* **Given records**:
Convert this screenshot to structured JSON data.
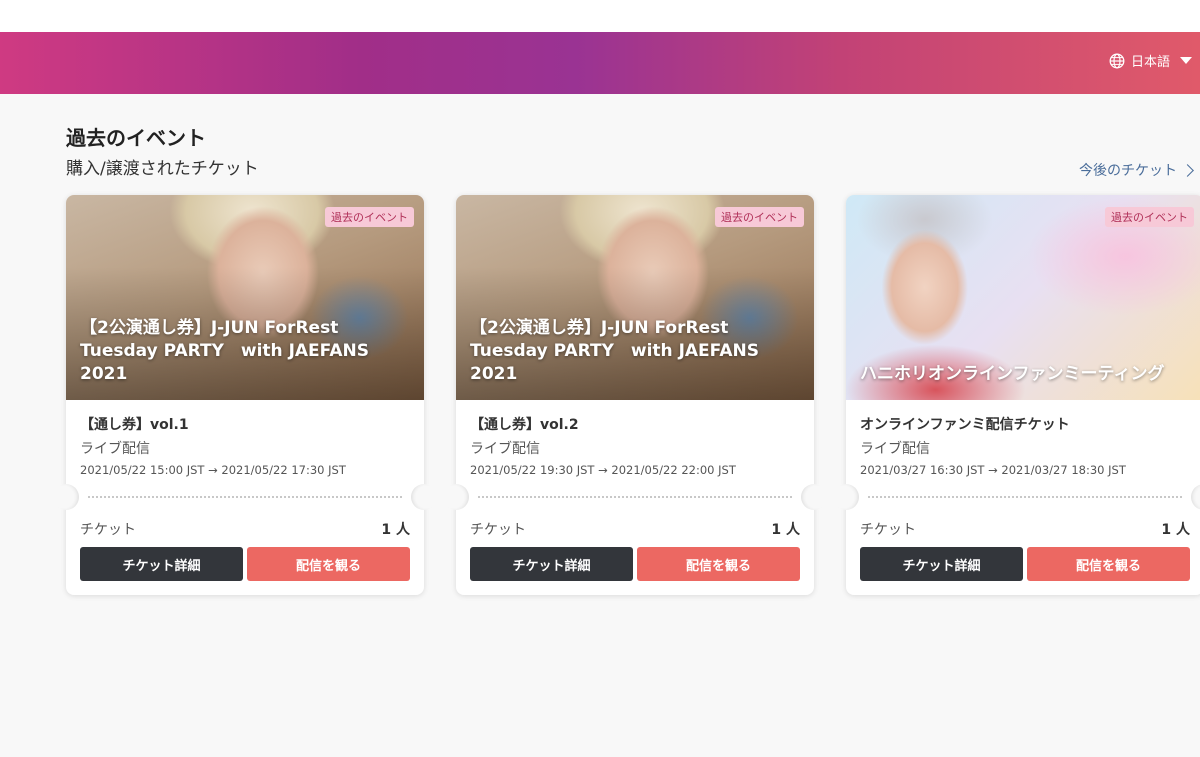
{
  "header": {
    "language": "日本語",
    "language_icon": "globe-icon"
  },
  "page": {
    "title": "過去のイベント",
    "subtitle": "購入/譲渡されたチケット",
    "next_link": "今後のチケット"
  },
  "events": [
    {
      "badge": "過去のイベント",
      "title": "【2公演通し券】J-JUN ForRest\nTuesday PARTY　with JAEFANS\n2021",
      "ticket_name": "【通し券】vol.1",
      "type": "ライブ配信",
      "date": "2021/05/22 15:00 JST → 2021/05/22 17:30 JST",
      "qty_label": "チケット",
      "qty_value": "1 人",
      "detail_button": "チケット詳細",
      "watch_button": "配信を観る"
    },
    {
      "badge": "過去のイベント",
      "title": "【2公演通し券】J-JUN ForRest\nTuesday PARTY　with JAEFANS\n2021",
      "ticket_name": "【通し券】vol.2",
      "type": "ライブ配信",
      "date": "2021/05/22 19:30 JST → 2021/05/22 22:00 JST",
      "qty_label": "チケット",
      "qty_value": "1 人",
      "detail_button": "チケット詳細",
      "watch_button": "配信を観る"
    },
    {
      "badge": "過去のイベント",
      "title": "ハニホリオンラインファンミーティング",
      "ticket_name": "オンラインファンミ配信チケット",
      "type": "ライブ配信",
      "date": "2021/03/27 16:30 JST → 2021/03/27 18:30 JST",
      "qty_label": "チケット",
      "qty_value": "1 人",
      "detail_button": "チケット詳細",
      "watch_button": "配信を観る"
    }
  ],
  "colors": {
    "banner_gradient": [
      "#cf3a82",
      "#9a3393",
      "#e05a6a"
    ],
    "watch_button": "#ec6862",
    "detail_button": "#33363b",
    "badge_bg": "#f7c9d7",
    "link": "#4a6d9a"
  }
}
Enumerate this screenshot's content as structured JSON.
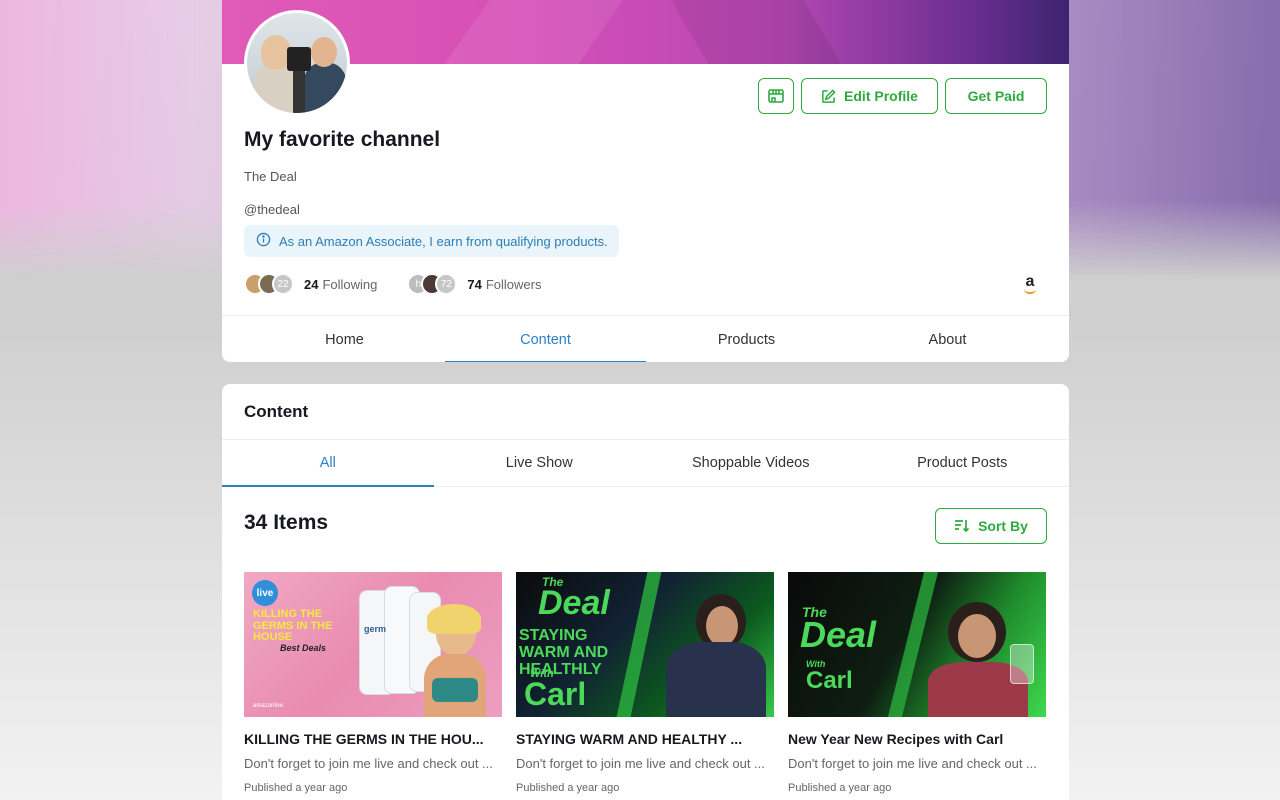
{
  "profile": {
    "title": "My favorite channel",
    "name": "The Deal",
    "handle": "@thedeal",
    "notice": "As an Amazon Associate, I earn from qualifying products.",
    "edit_label": "Edit Profile",
    "paid_label": "Get Paid",
    "following_count": "24",
    "following_label": "Following",
    "following_more": "22",
    "followers_count": "74",
    "followers_label": "Followers",
    "followers_more": "72",
    "followers_initial": "h",
    "amazon_letter": "a"
  },
  "tabs": [
    {
      "label": "Home"
    },
    {
      "label": "Content"
    },
    {
      "label": "Products"
    },
    {
      "label": "About"
    }
  ],
  "content": {
    "title": "Content",
    "subtabs": [
      {
        "label": "All"
      },
      {
        "label": "Live Show"
      },
      {
        "label": "Shoppable Videos"
      },
      {
        "label": "Product Posts"
      }
    ],
    "items_count": "34 Items",
    "sort_label": "Sort By",
    "cards": [
      {
        "title": "KILLING THE GERMS IN THE HOU...",
        "desc": "Don't forget to join me live and check out ...",
        "date": "Published a year ago",
        "thumb_text": "KILLING THE GERMS IN THE HOUSE",
        "thumb_sub": "Best Deals",
        "thumb_badge": "live",
        "thumb_footer": "amazonlive",
        "product_word": "germ"
      },
      {
        "title": "STAYING WARM AND HEALTHY ...",
        "desc": "Don't forget to join me live and check out ...",
        "date": "Published a year ago",
        "brand_top": "The",
        "brand_main": "Deal",
        "thumb_text": "STAYING WARM AND HEALTHLY",
        "thumb_with": "With",
        "thumb_name": "Carl"
      },
      {
        "title": "New Year New Recipes with Carl",
        "desc": "Don't forget to join me live and check out ...",
        "date": "Published a year ago",
        "brand_top": "The",
        "brand_main": "Deal",
        "thumb_with": "With",
        "thumb_name": "Carl"
      }
    ]
  },
  "colors": {
    "accent_green": "#2eaa3f",
    "accent_blue": "#2a82c8",
    "notice_bg": "#eaf4fb"
  },
  "icons": [
    "store-icon",
    "edit-icon",
    "info-icon",
    "sort-icon",
    "amazon-icon"
  ]
}
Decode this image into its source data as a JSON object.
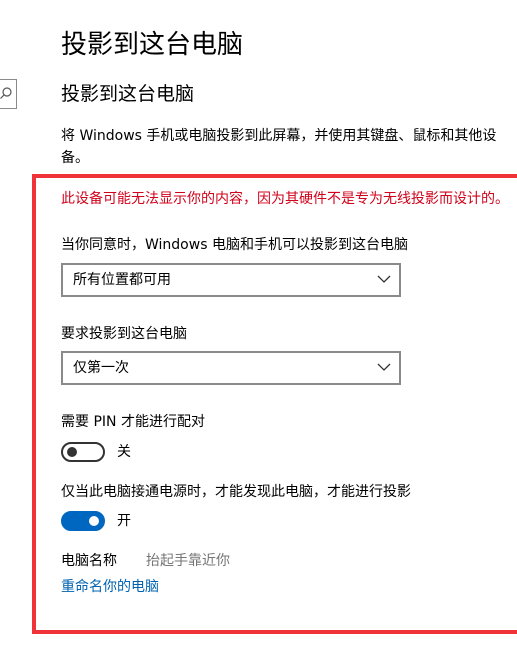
{
  "page": {
    "title": "投影到这台电脑",
    "section_title": "投影到这台电脑",
    "description": "将 Windows 手机或电脑投影到此屏幕，并使用其键盘、鼠标和其他设备。"
  },
  "settings": {
    "warning": "此设备可能无法显示你的内容，因为其硬件不是专为无线投影而设计的。",
    "availability": {
      "label": "当你同意时，Windows 电脑和手机可以投影到这台电脑",
      "selected": "所有位置都可用"
    },
    "ask_to_project": {
      "label": "要求投影到这台电脑",
      "selected": "仅第一次"
    },
    "require_pin": {
      "label": "需要 PIN 才能进行配对",
      "state_label": "关",
      "on": false
    },
    "power_only": {
      "label": "仅当此电脑接通电源时，才能发现此电脑，才能进行投影",
      "state_label": "开",
      "on": true
    },
    "pc_name": {
      "label": "电脑名称",
      "value": "抬起手靠近你"
    },
    "rename_link": "重命名你的电脑"
  },
  "icons": {
    "search": "search-icon",
    "dropdown": "chevron-down-icon"
  },
  "colors": {
    "accent": "#0067c0",
    "warning": "#d0021b",
    "highlight_frame": "#ef3338",
    "link": "#0063b1"
  }
}
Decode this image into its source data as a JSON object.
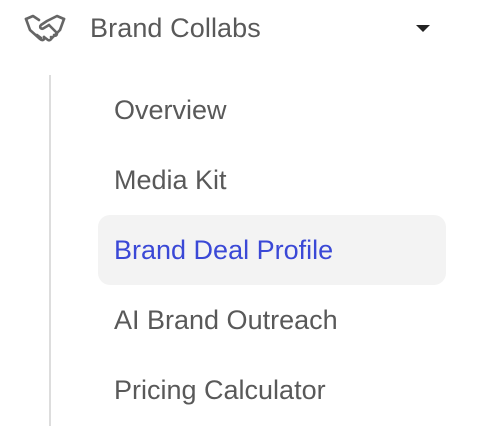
{
  "nav": {
    "group": {
      "title": "Brand Collabs",
      "icon": "handshake-icon",
      "expanded": true
    },
    "items": [
      {
        "label": "Overview",
        "active": false
      },
      {
        "label": "Media Kit",
        "active": false
      },
      {
        "label": "Brand Deal Profile",
        "active": true
      },
      {
        "label": "AI Brand Outreach",
        "active": false
      },
      {
        "label": "Pricing Calculator",
        "active": false
      }
    ]
  },
  "colors": {
    "text": "#595959",
    "active_text": "#3a48d6",
    "active_bg": "#f3f3f3",
    "rail": "#dddddd"
  }
}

* **Work required**:
Select every line in the records above that contains the word "screenshot".

* **Solution for this exercise**:
Convert this screenshot to structured JSON data.
Enumerate this screenshot's content as structured JSON.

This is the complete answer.